INSTRUCTIONS FOR THE TASK —
Every line below is to be quoted exactly, with nothing added or dropped.

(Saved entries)
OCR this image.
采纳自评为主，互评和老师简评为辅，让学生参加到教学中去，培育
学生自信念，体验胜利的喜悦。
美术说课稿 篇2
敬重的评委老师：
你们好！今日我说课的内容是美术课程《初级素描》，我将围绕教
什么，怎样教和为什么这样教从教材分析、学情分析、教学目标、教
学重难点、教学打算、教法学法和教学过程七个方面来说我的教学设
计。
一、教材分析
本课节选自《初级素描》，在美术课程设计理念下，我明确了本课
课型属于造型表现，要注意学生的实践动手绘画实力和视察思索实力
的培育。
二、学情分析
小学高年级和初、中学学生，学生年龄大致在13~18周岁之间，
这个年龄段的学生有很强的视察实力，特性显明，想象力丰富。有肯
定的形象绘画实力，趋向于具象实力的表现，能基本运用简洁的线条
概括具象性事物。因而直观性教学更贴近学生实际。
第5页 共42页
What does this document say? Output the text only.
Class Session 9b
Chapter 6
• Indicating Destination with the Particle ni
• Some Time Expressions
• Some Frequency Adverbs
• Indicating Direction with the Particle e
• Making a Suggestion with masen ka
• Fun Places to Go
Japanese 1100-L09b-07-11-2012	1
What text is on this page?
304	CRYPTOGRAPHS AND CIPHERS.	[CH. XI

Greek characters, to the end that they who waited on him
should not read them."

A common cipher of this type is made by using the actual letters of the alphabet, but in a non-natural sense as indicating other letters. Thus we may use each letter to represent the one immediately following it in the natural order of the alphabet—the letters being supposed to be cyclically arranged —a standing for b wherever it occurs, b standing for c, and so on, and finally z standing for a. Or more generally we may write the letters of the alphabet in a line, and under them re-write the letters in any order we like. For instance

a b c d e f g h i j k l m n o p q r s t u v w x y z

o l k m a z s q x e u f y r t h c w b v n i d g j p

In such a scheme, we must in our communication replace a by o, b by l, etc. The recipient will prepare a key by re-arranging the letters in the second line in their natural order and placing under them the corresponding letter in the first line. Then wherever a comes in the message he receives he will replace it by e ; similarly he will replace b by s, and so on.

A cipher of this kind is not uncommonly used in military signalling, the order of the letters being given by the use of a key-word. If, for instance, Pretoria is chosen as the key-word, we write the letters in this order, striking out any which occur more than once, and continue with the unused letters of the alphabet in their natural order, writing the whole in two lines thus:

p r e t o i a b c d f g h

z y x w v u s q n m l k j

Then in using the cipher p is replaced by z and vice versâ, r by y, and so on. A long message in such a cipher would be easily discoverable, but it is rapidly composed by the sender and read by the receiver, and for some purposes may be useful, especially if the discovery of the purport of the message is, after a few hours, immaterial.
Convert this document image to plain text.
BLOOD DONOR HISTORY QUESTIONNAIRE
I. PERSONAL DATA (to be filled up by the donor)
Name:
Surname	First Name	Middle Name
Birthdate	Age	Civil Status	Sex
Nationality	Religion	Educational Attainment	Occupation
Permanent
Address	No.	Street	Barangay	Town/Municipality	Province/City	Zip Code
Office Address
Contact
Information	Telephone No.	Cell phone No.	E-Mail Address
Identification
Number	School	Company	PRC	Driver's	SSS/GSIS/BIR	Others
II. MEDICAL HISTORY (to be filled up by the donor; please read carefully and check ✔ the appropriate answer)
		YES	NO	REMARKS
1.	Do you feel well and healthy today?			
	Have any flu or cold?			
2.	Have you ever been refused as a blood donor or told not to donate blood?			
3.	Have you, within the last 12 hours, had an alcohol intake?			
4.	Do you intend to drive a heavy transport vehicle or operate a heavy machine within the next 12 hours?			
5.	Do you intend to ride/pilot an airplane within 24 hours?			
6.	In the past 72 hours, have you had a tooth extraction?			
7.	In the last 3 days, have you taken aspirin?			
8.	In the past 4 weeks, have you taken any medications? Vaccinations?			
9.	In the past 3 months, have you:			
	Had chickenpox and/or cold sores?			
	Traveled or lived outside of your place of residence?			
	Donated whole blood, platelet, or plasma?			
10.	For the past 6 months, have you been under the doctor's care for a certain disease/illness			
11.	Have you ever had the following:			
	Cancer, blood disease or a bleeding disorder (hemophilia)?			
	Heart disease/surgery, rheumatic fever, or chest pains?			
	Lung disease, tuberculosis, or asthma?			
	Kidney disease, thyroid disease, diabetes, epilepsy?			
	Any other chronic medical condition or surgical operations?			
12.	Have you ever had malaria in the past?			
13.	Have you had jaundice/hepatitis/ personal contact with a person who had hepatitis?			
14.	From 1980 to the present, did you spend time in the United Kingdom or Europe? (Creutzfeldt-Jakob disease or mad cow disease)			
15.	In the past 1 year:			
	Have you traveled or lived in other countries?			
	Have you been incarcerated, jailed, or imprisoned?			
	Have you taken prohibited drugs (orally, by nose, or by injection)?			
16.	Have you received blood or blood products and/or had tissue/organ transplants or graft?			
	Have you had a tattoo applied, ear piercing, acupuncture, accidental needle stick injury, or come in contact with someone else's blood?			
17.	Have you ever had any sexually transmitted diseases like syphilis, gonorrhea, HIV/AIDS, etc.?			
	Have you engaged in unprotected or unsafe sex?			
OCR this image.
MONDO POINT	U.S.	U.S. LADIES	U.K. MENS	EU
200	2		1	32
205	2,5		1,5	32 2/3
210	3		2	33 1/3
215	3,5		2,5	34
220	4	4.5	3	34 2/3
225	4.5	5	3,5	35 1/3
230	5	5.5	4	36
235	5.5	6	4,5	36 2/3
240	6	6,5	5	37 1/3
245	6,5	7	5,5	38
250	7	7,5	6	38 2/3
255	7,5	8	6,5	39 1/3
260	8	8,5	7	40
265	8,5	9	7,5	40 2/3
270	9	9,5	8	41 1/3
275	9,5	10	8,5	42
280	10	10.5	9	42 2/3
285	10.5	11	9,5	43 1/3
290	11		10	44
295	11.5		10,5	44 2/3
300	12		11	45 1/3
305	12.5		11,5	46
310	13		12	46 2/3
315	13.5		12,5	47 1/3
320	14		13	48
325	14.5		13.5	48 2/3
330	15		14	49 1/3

SOLUTION TO THIS TASK —
OCR this image.
采纳自评为主，互评和老师简评为辅，让学生参加到教学中去，培育
学生自信念，体验胜利的喜悦。
美术说课稿 篇2
敬重的评委老师：
你们好！今日我说课的内容是美术课程《初级素描》，我将围绕教
什么，怎样教和为什么这样教从教材分析、学情分析、教学目标、教
学重难点、教学打算、教法学法和教学过程七个方面来说我的教学设
计。
一、教材分析
本课节选自《初级素描》，在美术课程设计理念下，我明确了本课
课型属于造型表现，要注意学生的实践动手绘画实力和视察思索实力
的培育。
二、学情分析
小学高年级和初、中学学生，学生年龄大致在13~18周岁之间，
这个年龄段的学生有很强的视察实力，特性显明，想象力丰富。有肯
定的形象绘画实力，趋向于具象实力的表现，能基本运用简洁的线条
概括具象性事物。因而直观性教学更贴近学生实际。
第5页 共42页
What does this document say? Output the text only.
Class Session 9b
Chapter 6
• Indicating Destination with the Particle ni
• Some Time Expressions
• Some Frequency Adverbs
• Indicating Direction with the Particle e
• Making a Suggestion with masen ka
• Fun Places to Go
Japanese 1100-L09b-07-11-2012	1
What text is on this page?
304	CRYPTOGRAPHS AND CIPHERS.	[CH. XI

Greek characters, to the end that they who waited on him
should not read them."

A common cipher of this type is made by using the actual letters of the alphabet, but in a non-natural sense as indicating other letters. Thus we may use each letter to represent the one immediately following it in the natural order of the alphabet—the letters being supposed to be cyclically arranged —a standing for b wherever it occurs, b standing for c, and so on, and finally z standing for a. Or more generally we may write the letters of the alphabet in a line, and under them re-write the letters in any order we like. For instance

a b c d e f g h i j k l m n o p q r s t u v w x y z

o l k m a z s q x e u f y r t h c w b v n i d g j p

In such a scheme, we must in our communication replace a by o, b by l, etc. The recipient will prepare a key by re-arranging the letters in the second line in their natural order and placing under them the corresponding letter in the first line. Then wherever a comes in the message he receives he will replace it by e ; similarly he will replace b by s, and so on.

A cipher of this kind is not uncommonly used in military signalling, the order of the letters being given by the use of a key-word. If, for instance, Pretoria is chosen as the key-word, we write the letters in this order, striking out any which occur more than once, and continue with the unused letters of the alphabet in their natural order, writing the whole in two lines thus:

p r e t o i a b c d f g h

z y x w v u s q n m l k j

Then in using the cipher p is replaced by z and vice versâ, r by y, and so on. A long message in such a cipher would be easily discoverable, but it is rapidly composed by the sender and read by the receiver, and for some purposes may be useful, especially if the discovery of the purport of the message is, after a few hours, immaterial.
Convert this document image to plain text.
BLOOD DONOR HISTORY QUESTIONNAIRE
I. PERSONAL DATA (to be filled up by the donor)
Name:
Surname	First Name	Middle Name
Birthdate	Age	Civil Status	Sex
Nationality	Religion	Educational Attainment	Occupation
Permanent
Address	No.	Street	Barangay	Town/Municipality	Province/City	Zip Code
Office Address
Contact
Information	Telephone No.	Cell phone No.	E-Mail Address
Identification
Number	School	Company	PRC	Driver's	SSS/GSIS/BIR	Others
II. MEDICAL HISTORY (to be filled up by the donor; please read carefully and check ✔ the appropriate answer)
		YES	NO	REMARKS
1.	Do you feel well and healthy today?			
	Have any flu or cold?			
2.	Have you ever been refused as a blood donor or told not to donate blood?			
3.	Have you, within the last 12 hours, had an alcohol intake?			
4.	Do you intend to drive a heavy transport vehicle or operate a heavy machine within the next 12 hours?			
5.	Do you intend to ride/pilot an airplane within 24 hours?			
6.	In the past 72 hours, have you had a tooth extraction?			
7.	In the last 3 days, have you taken aspirin?			
8.	In the past 4 weeks, have you taken any medications? Vaccinations?			
9.	In the past 3 months, have you:			
	Had chickenpox and/or cold sores?			
	Traveled or lived outside of your place of residence?			
	Donated whole blood, platelet, or plasma?			
10.	For the past 6 months, have you been under the doctor's care for a certain disease/illness			
11.	Have you ever had the following:			
	Cancer, blood disease or a bleeding disorder (hemophilia)?			
	Heart disease/surgery, rheumatic fever, or chest pains?			
	Lung disease, tuberculosis, or asthma?			
	Kidney disease, thyroid disease, diabetes, epilepsy?			
	Any other chronic medical condition or surgical operations?			
12.	Have you ever had malaria in the past?			
13.	Have you had jaundice/hepatitis/ personal contact with a person who had hepatitis?			
14.	From 1980 to the present, did you spend time in the United Kingdom or Europe? (Creutzfeldt-Jakob disease or mad cow disease)			
15.	In the past 1 year:			
	Have you traveled or lived in other countries?			
	Have you been incarcerated, jailed, or imprisoned?			
	Have you taken prohibited drugs (orally, by nose, or by injection)?			
16.	Have you received blood or blood products and/or had tissue/organ transplants or graft?			
	Have you had a tattoo applied, ear piercing, acupuncture, accidental needle stick injury, or come in contact with someone else's blood?			
17.	Have you ever had any sexually transmitted diseases like syphilis, gonorrhea, HIV/AIDS, etc.?			
	Have you engaged in unprotected or unsafe sex?			
OCR this image.
MONDO POINT	U.S.	U.S. LADIES	U.K. MENS	EU
200	2		1	32
205	2,5		1,5	32 2/3
210	3		2	33 1/3
215	3,5		2,5	34
220	4	4.5	3	34 2/3
225	4.5	5	3,5	35 1/3
230	5	5.5	4	36
235	5.5	6	4,5	36 2/3
240	6	6,5	5	37 1/3
245	6,5	7	5,5	38
250	7	7,5	6	38 2/3
255	7,5	8	6,5	39 1/3
260	8	8,5	7	40
265	8,5	9	7,5	40 2/3
270	9	9,5	8	41 1/3
275	9,5	10	8,5	42
280	10	10.5	9	42 2/3
285	10.5	11	9,5	43 1/3
290	11		10	44
295	11.5		10,5	44 2/3
300	12		11	45 1/3
305	12.5		11,5	46
310	13		12	46 2/3
315	13.5		12,5	47 1/3
320	14		13	48
325	14.5		13.5	48 2/3
330	15		14	49 1/3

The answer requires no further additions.